- Data lines -
'''

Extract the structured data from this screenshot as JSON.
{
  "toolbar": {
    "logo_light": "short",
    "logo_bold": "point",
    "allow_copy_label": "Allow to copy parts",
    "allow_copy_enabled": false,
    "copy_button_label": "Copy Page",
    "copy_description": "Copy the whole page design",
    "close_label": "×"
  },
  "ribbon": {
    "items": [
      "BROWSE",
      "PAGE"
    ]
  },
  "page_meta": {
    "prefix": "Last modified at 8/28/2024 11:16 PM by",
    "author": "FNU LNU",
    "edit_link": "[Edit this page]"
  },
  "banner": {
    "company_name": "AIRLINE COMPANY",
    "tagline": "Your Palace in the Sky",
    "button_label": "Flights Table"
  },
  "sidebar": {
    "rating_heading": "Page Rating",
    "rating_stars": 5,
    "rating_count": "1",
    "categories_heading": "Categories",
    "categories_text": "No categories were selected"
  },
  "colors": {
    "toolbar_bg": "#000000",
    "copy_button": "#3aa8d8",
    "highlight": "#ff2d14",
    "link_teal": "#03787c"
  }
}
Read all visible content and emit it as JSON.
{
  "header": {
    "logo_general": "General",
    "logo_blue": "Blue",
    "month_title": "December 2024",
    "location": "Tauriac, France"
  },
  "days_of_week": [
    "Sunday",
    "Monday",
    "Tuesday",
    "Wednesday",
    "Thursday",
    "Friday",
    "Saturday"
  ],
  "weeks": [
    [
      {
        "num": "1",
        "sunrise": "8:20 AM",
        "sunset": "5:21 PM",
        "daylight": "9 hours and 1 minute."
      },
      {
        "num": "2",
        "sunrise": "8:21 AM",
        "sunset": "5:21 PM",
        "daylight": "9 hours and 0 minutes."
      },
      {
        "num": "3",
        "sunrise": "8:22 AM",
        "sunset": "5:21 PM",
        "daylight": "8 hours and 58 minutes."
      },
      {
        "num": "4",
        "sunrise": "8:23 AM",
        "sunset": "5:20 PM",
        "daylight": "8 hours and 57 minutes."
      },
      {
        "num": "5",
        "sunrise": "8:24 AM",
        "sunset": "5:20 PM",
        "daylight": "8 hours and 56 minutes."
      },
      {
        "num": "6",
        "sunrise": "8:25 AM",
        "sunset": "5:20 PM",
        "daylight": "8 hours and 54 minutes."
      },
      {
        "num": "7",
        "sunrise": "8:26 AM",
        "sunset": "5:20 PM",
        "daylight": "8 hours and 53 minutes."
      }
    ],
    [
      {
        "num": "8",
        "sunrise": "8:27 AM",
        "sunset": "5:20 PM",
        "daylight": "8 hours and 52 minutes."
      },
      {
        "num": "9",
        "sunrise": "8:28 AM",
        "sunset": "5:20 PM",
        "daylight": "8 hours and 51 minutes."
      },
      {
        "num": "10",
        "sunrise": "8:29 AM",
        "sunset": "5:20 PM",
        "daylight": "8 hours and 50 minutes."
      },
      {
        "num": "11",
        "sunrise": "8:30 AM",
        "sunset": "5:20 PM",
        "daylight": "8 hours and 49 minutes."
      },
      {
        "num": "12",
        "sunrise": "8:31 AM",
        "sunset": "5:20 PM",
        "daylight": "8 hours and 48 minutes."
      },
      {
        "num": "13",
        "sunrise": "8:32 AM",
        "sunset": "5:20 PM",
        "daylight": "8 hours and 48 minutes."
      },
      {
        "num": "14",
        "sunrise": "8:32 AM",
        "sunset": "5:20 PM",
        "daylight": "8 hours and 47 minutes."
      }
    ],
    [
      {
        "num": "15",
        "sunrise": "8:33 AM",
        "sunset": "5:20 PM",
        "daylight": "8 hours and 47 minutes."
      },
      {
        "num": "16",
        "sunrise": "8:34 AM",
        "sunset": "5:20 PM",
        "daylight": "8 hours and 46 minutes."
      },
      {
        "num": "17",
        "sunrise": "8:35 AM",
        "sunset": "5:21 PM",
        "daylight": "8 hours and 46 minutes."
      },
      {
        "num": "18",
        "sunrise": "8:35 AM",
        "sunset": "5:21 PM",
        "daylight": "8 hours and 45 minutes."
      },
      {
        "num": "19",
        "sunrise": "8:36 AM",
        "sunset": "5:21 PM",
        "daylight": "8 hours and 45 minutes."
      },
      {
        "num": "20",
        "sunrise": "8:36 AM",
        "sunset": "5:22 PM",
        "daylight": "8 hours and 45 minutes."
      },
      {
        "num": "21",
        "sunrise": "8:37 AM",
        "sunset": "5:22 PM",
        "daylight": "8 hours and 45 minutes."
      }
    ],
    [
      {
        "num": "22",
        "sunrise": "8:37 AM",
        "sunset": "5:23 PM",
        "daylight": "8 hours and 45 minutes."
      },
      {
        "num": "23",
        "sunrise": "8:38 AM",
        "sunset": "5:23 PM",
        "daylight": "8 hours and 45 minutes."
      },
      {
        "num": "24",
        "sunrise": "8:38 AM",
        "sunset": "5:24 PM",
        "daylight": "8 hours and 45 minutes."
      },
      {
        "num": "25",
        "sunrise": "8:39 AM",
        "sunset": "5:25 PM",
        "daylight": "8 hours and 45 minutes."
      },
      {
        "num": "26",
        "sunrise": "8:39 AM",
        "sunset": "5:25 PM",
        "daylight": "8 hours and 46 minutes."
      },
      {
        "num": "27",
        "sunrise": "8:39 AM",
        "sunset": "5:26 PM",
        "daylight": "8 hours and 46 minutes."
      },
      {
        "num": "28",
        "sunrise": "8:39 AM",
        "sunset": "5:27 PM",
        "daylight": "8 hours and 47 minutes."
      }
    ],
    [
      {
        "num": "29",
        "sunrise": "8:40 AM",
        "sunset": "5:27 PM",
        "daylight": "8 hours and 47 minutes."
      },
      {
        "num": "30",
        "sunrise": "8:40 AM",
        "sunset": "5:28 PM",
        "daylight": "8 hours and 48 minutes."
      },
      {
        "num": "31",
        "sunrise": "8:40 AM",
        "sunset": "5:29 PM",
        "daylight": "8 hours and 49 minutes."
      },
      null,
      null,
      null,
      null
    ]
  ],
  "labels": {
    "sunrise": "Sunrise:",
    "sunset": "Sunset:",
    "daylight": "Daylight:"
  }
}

'''

- Goal -
Give an exact repetition of all the material.

- Response for this exercise -
Extract the structured data from this screenshot as JSON.
{
  "toolbar": {
    "logo_light": "short",
    "logo_bold": "point",
    "allow_copy_label": "Allow to copy parts",
    "allow_copy_enabled": false,
    "copy_button_label": "Copy Page",
    "copy_description": "Copy the whole page design",
    "close_label": "×"
  },
  "ribbon": {
    "items": [
      "BROWSE",
      "PAGE"
    ]
  },
  "page_meta": {
    "prefix": "Last modified at 8/28/2024 11:16 PM by",
    "author": "FNU LNU",
    "edit_link": "[Edit this page]"
  },
  "banner": {
    "company_name": "AIRLINE COMPANY",
    "tagline": "Your Palace in the Sky",
    "button_label": "Flights Table"
  },
  "sidebar": {
    "rating_heading": "Page Rating",
    "rating_stars": 5,
    "rating_count": "1",
    "categories_heading": "Categories",
    "categories_text": "No categories were selected"
  },
  "colors": {
    "toolbar_bg": "#000000",
    "copy_button": "#3aa8d8",
    "highlight": "#ff2d14",
    "link_teal": "#03787c"
  }
}
Read all visible content and emit it as JSON.
{
  "header": {
    "logo_general": "General",
    "logo_blue": "Blue",
    "month_title": "December 2024",
    "location": "Tauriac, France"
  },
  "days_of_week": [
    "Sunday",
    "Monday",
    "Tuesday",
    "Wednesday",
    "Thursday",
    "Friday",
    "Saturday"
  ],
  "weeks": [
    [
      {
        "num": "1",
        "sunrise": "8:20 AM",
        "sunset": "5:21 PM",
        "daylight": "9 hours and 1 minute."
      },
      {
        "num": "2",
        "sunrise": "8:21 AM",
        "sunset": "5:21 PM",
        "daylight": "9 hours and 0 minutes."
      },
      {
        "num": "3",
        "sunrise": "8:22 AM",
        "sunset": "5:21 PM",
        "daylight": "8 hours and 58 minutes."
      },
      {
        "num": "4",
        "sunrise": "8:23 AM",
        "sunset": "5:20 PM",
        "daylight": "8 hours and 57 minutes."
      },
      {
        "num": "5",
        "sunrise": "8:24 AM",
        "sunset": "5:20 PM",
        "daylight": "8 hours and 56 minutes."
      },
      {
        "num": "6",
        "sunrise": "8:25 AM",
        "sunset": "5:20 PM",
        "daylight": "8 hours and 54 minutes."
      },
      {
        "num": "7",
        "sunrise": "8:26 AM",
        "sunset": "5:20 PM",
        "daylight": "8 hours and 53 minutes."
      }
    ],
    [
      {
        "num": "8",
        "sunrise": "8:27 AM",
        "sunset": "5:20 PM",
        "daylight": "8 hours and 52 minutes."
      },
      {
        "num": "9",
        "sunrise": "8:28 AM",
        "sunset": "5:20 PM",
        "daylight": "8 hours and 51 minutes."
      },
      {
        "num": "10",
        "sunrise": "8:29 AM",
        "sunset": "5:20 PM",
        "daylight": "8 hours and 50 minutes."
      },
      {
        "num": "11",
        "sunrise": "8:30 AM",
        "sunset": "5:20 PM",
        "daylight": "8 hours and 49 minutes."
      },
      {
        "num": "12",
        "sunrise": "8:31 AM",
        "sunset": "5:20 PM",
        "daylight": "8 hours and 48 minutes."
      },
      {
        "num": "13",
        "sunrise": "8:32 AM",
        "sunset": "5:20 PM",
        "daylight": "8 hours and 48 minutes."
      },
      {
        "num": "14",
        "sunrise": "8:32 AM",
        "sunset": "5:20 PM",
        "daylight": "8 hours and 47 minutes."
      }
    ],
    [
      {
        "num": "15",
        "sunrise": "8:33 AM",
        "sunset": "5:20 PM",
        "daylight": "8 hours and 47 minutes."
      },
      {
        "num": "16",
        "sunrise": "8:34 AM",
        "sunset": "5:20 PM",
        "daylight": "8 hours and 46 minutes."
      },
      {
        "num": "17",
        "sunrise": "8:35 AM",
        "sunset": "5:21 PM",
        "daylight": "8 hours and 46 minutes."
      },
      {
        "num": "18",
        "sunrise": "8:35 AM",
        "sunset": "5:21 PM",
        "daylight": "8 hours and 45 minutes."
      },
      {
        "num": "19",
        "sunrise": "8:36 AM",
        "sunset": "5:21 PM",
        "daylight": "8 hours and 45 minutes."
      },
      {
        "num": "20",
        "sunrise": "8:36 AM",
        "sunset": "5:22 PM",
        "daylight": "8 hours and 45 minutes."
      },
      {
        "num": "21",
        "sunrise": "8:37 AM",
        "sunset": "5:22 PM",
        "daylight": "8 hours and 45 minutes."
      }
    ],
    [
      {
        "num": "22",
        "sunrise": "8:37 AM",
        "sunset": "5:23 PM",
        "daylight": "8 hours and 45 minutes."
      },
      {
        "num": "23",
        "sunrise": "8:38 AM",
        "sunset": "5:23 PM",
        "daylight": "8 hours and 45 minutes."
      },
      {
        "num": "24",
        "sunrise": "8:38 AM",
        "sunset": "5:24 PM",
        "daylight": "8 hours and 45 minutes."
      },
      {
        "num": "25",
        "sunrise": "8:39 AM",
        "sunset": "5:25 PM",
        "daylight": "8 hours and 45 minutes."
      },
      {
        "num": "26",
        "sunrise": "8:39 AM",
        "sunset": "5:25 PM",
        "daylight": "8 hours and 46 minutes."
      },
      {
        "num": "27",
        "sunrise": "8:39 AM",
        "sunset": "5:26 PM",
        "daylight": "8 hours and 46 minutes."
      },
      {
        "num": "28",
        "sunrise": "8:39 AM",
        "sunset": "5:27 PM",
        "daylight": "8 hours and 47 minutes."
      }
    ],
    [
      {
        "num": "29",
        "sunrise": "8:40 AM",
        "sunset": "5:27 PM",
        "daylight": "8 hours and 47 minutes."
      },
      {
        "num": "30",
        "sunrise": "8:40 AM",
        "sunset": "5:28 PM",
        "daylight": "8 hours and 48 minutes."
      },
      {
        "num": "31",
        "sunrise": "8:40 AM",
        "sunset": "5:29 PM",
        "daylight": "8 hours and 49 minutes."
      },
      null,
      null,
      null,
      null
    ]
  ],
  "labels": {
    "sunrise": "Sunrise:",
    "sunset": "Sunset:",
    "daylight": "Daylight:"
  }
}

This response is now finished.